◆ What you need to do ◆
Records follow. Pull out every line that contains "screenshot".

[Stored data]
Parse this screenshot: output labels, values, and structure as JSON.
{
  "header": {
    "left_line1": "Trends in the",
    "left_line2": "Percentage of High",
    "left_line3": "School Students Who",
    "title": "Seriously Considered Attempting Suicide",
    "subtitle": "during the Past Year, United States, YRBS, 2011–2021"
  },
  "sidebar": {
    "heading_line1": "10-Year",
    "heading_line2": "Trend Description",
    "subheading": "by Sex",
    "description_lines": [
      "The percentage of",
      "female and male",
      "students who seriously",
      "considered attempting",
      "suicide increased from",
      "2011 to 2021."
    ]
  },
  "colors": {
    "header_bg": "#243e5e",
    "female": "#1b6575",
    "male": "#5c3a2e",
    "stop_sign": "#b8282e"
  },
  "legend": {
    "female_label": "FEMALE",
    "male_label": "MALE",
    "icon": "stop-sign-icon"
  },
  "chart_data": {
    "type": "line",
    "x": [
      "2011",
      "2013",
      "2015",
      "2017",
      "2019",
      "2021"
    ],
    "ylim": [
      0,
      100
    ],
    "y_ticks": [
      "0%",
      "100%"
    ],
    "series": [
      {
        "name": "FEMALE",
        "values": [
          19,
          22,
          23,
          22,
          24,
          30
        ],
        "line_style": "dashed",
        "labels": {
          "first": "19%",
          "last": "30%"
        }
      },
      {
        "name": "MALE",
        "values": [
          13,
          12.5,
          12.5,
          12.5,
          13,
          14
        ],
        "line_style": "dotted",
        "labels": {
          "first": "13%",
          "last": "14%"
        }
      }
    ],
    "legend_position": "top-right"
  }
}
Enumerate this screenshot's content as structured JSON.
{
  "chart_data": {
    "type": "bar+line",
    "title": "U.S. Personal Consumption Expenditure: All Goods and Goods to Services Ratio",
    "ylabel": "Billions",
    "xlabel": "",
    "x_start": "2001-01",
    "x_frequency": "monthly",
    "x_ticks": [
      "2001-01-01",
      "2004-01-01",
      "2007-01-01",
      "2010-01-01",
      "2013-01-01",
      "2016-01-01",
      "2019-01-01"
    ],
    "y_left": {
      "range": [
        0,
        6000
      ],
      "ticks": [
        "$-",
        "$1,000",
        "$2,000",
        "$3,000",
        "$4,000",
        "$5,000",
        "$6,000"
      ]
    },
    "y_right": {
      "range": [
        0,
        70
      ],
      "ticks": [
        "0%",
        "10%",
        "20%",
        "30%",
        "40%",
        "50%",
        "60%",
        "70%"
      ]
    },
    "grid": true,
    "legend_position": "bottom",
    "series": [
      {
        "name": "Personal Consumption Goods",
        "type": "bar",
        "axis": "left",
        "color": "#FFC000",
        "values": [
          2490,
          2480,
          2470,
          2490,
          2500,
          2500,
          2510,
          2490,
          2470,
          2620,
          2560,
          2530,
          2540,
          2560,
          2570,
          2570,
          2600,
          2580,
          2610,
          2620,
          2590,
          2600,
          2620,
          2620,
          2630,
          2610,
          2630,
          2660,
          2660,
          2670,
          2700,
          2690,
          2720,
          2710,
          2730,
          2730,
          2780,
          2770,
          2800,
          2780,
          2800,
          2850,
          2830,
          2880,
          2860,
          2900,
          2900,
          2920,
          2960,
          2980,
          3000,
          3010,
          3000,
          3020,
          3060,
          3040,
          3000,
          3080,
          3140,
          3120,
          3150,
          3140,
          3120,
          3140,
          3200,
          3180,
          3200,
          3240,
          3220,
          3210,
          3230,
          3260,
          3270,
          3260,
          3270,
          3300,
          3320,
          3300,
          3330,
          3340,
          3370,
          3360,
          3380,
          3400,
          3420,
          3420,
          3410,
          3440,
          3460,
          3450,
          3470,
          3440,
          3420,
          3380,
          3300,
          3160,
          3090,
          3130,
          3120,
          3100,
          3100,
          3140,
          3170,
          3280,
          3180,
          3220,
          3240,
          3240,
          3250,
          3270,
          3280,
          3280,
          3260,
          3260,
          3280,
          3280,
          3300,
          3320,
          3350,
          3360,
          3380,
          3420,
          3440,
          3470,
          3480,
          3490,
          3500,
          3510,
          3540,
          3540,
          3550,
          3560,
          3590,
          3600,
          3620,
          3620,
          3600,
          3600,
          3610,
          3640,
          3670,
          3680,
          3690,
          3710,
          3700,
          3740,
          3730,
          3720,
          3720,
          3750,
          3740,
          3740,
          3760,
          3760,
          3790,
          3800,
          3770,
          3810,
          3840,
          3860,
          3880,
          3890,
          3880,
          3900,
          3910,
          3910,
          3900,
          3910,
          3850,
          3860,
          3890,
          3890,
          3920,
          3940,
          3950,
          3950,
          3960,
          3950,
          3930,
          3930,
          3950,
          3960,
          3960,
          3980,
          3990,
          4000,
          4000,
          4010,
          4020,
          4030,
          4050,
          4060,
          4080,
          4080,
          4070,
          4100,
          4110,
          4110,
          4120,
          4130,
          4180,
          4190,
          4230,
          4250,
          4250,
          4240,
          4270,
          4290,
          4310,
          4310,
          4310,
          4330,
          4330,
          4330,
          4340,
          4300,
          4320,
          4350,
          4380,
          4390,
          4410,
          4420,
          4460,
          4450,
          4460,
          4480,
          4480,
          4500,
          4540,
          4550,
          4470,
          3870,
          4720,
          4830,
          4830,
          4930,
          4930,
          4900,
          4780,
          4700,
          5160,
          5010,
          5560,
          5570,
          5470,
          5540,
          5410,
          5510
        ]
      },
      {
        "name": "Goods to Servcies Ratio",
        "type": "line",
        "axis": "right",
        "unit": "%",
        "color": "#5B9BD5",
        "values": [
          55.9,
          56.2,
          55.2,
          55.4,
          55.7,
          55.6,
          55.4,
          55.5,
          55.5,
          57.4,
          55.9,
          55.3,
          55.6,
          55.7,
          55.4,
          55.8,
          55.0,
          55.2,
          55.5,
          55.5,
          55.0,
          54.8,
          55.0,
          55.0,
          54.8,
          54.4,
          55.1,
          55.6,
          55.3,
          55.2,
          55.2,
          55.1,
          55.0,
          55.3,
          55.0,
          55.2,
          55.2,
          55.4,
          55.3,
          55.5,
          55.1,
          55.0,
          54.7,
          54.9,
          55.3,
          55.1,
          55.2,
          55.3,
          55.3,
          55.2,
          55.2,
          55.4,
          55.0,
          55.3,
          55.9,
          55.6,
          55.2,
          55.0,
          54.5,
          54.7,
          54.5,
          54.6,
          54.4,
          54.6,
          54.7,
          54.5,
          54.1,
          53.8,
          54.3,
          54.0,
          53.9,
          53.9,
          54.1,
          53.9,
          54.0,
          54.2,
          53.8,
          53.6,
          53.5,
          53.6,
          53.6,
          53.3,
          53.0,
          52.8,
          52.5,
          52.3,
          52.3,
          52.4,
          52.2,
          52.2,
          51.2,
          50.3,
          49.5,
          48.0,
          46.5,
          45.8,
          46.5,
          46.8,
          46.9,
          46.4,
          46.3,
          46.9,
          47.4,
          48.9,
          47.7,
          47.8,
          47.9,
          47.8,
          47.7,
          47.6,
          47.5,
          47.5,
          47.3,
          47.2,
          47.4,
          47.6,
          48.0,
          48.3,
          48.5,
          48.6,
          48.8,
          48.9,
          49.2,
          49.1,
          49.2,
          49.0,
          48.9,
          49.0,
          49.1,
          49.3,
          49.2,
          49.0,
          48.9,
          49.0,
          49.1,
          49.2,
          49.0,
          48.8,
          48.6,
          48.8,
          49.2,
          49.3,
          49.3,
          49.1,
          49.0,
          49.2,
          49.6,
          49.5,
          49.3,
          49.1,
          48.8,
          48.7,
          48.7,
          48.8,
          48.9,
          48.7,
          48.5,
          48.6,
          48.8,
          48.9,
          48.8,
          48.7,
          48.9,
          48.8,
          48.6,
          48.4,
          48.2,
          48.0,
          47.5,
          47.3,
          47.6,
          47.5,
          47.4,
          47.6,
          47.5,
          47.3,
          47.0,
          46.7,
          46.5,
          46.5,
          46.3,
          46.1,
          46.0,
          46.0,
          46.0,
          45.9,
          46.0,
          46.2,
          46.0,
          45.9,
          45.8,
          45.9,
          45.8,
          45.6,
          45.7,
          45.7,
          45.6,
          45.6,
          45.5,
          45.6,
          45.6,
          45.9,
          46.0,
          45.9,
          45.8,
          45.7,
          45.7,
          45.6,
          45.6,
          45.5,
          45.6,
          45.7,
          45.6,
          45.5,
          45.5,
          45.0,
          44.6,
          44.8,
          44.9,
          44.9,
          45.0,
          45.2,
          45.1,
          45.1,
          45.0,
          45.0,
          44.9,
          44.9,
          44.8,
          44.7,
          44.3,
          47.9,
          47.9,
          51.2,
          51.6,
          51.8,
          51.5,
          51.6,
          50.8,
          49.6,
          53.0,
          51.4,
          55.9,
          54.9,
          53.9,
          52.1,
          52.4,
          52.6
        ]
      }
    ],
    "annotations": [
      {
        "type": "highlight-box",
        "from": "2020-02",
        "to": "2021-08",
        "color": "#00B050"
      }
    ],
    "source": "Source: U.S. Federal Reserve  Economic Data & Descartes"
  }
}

◆ Exercise solution ◆
Parse this screenshot: output labels, values, and structure as JSON.
Enumerate this screenshot's content as structured JSON.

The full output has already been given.